▶ [EXERCISE INSTRUCTIONS]: What lines of the data hold the string "document"? Pull each one out.

____________

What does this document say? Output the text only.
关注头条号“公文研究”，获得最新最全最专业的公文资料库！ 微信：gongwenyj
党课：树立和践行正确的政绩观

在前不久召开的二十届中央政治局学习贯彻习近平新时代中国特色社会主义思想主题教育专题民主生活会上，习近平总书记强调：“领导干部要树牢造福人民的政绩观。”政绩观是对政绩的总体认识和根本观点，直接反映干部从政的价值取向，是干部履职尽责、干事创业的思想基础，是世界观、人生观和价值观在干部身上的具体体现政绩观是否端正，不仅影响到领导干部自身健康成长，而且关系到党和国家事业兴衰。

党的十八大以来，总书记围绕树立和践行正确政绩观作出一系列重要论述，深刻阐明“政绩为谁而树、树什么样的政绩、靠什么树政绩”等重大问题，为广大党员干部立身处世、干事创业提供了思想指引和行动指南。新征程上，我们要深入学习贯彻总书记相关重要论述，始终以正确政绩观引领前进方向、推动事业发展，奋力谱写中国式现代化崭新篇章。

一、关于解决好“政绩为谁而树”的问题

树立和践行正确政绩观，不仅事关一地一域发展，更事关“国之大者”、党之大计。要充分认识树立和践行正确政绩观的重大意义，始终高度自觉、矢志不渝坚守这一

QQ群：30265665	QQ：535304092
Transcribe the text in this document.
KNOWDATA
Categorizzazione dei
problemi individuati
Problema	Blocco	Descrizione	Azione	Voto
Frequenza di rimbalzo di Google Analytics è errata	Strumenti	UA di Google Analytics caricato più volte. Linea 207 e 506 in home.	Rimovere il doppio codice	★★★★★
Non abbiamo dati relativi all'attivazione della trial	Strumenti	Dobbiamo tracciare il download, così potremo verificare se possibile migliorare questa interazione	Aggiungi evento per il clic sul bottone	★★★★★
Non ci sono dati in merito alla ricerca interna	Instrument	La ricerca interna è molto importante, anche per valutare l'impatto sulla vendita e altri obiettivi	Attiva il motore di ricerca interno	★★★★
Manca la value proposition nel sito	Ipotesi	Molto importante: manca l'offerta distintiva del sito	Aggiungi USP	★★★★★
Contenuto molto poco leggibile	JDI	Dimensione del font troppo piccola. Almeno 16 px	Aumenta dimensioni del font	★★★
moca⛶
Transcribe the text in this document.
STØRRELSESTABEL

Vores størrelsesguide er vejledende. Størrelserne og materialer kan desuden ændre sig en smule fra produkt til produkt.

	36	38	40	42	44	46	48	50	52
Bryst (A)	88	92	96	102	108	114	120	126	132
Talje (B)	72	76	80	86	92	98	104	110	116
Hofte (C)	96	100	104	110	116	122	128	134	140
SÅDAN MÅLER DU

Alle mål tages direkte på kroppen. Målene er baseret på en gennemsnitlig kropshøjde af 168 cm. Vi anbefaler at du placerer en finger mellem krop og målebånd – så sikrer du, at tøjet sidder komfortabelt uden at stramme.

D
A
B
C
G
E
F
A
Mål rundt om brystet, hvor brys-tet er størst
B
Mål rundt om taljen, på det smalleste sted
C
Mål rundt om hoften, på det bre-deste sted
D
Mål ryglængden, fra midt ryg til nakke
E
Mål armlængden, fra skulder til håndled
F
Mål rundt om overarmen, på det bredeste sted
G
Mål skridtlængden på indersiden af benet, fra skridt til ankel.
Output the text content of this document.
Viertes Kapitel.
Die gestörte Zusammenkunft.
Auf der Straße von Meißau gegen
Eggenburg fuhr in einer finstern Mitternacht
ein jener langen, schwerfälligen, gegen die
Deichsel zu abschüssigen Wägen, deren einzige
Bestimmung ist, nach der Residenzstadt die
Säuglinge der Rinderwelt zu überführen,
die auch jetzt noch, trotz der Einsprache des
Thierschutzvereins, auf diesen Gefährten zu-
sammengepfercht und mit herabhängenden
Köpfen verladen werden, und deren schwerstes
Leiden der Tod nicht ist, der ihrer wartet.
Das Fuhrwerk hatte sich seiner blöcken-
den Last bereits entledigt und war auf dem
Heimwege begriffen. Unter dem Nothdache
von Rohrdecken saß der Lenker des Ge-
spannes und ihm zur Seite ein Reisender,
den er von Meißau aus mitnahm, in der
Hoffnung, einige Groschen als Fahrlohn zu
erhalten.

____________

▶ [WRITTEN ANSWER]:
What does this document say? Output the text only.
Transcribe the text in this document.
Transcribe the text in this document.
Output the text content of this document.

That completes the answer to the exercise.